ITEMS:
....

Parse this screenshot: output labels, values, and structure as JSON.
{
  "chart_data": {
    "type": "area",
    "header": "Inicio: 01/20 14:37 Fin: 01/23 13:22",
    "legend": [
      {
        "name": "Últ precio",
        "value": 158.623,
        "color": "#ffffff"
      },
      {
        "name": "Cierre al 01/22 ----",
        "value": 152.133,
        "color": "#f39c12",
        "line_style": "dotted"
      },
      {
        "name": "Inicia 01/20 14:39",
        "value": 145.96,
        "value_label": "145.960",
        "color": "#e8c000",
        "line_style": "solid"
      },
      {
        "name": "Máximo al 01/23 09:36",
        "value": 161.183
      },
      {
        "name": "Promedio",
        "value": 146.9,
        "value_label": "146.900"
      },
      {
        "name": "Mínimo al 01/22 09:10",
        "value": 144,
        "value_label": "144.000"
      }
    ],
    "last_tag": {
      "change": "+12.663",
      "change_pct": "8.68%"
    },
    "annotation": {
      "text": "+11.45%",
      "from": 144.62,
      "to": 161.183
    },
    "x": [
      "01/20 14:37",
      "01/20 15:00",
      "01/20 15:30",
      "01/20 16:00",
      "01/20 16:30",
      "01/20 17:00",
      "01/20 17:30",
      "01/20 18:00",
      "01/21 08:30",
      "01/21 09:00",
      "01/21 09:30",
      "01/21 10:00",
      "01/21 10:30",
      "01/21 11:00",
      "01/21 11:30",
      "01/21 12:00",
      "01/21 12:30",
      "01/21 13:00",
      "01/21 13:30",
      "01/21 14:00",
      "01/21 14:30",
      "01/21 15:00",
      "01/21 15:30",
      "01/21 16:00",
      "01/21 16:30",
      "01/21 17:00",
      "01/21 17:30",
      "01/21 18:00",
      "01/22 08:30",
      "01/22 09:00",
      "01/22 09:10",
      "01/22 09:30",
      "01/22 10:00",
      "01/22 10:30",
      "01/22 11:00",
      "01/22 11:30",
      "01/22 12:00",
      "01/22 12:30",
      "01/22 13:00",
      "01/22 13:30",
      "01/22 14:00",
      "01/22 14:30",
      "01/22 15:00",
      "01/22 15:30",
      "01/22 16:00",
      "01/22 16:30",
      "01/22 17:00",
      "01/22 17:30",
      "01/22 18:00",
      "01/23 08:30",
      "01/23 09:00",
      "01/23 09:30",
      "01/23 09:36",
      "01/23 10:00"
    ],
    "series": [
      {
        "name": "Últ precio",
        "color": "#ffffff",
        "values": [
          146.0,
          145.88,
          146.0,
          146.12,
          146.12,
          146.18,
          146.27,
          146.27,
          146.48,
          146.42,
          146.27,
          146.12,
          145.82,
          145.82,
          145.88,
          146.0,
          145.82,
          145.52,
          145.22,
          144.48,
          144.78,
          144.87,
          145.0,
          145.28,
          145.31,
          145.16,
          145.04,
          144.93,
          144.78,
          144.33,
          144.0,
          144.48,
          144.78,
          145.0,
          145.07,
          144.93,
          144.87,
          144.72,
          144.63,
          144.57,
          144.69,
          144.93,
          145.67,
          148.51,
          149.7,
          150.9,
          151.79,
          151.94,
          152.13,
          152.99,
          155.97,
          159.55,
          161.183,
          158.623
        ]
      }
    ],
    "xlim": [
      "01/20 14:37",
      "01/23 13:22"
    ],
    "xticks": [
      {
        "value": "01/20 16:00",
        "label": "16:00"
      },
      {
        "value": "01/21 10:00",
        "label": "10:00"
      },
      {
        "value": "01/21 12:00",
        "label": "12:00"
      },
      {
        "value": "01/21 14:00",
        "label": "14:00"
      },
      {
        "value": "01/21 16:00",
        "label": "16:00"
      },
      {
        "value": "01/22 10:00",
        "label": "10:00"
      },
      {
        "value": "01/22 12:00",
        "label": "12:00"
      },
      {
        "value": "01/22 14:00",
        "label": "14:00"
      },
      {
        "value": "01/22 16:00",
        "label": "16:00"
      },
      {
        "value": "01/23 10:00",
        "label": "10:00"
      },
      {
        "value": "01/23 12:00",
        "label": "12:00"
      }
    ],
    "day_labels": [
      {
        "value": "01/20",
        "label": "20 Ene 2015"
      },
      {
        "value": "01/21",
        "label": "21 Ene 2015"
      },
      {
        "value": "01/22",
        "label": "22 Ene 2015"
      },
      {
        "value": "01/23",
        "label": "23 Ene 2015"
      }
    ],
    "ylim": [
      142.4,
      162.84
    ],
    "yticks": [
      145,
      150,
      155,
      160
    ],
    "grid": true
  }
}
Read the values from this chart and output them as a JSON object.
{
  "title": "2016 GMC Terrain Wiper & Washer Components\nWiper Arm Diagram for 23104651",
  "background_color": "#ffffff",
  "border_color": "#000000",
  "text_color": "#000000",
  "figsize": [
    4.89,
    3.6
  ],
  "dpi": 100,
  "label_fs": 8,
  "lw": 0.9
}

....

STATED PROBLEM:
Pick out every line of the listing containing the word "from", and show those lines.

OUTPUT BELOW:
      "from": 144.62,
Read the values from this chart and output them as a JSON object.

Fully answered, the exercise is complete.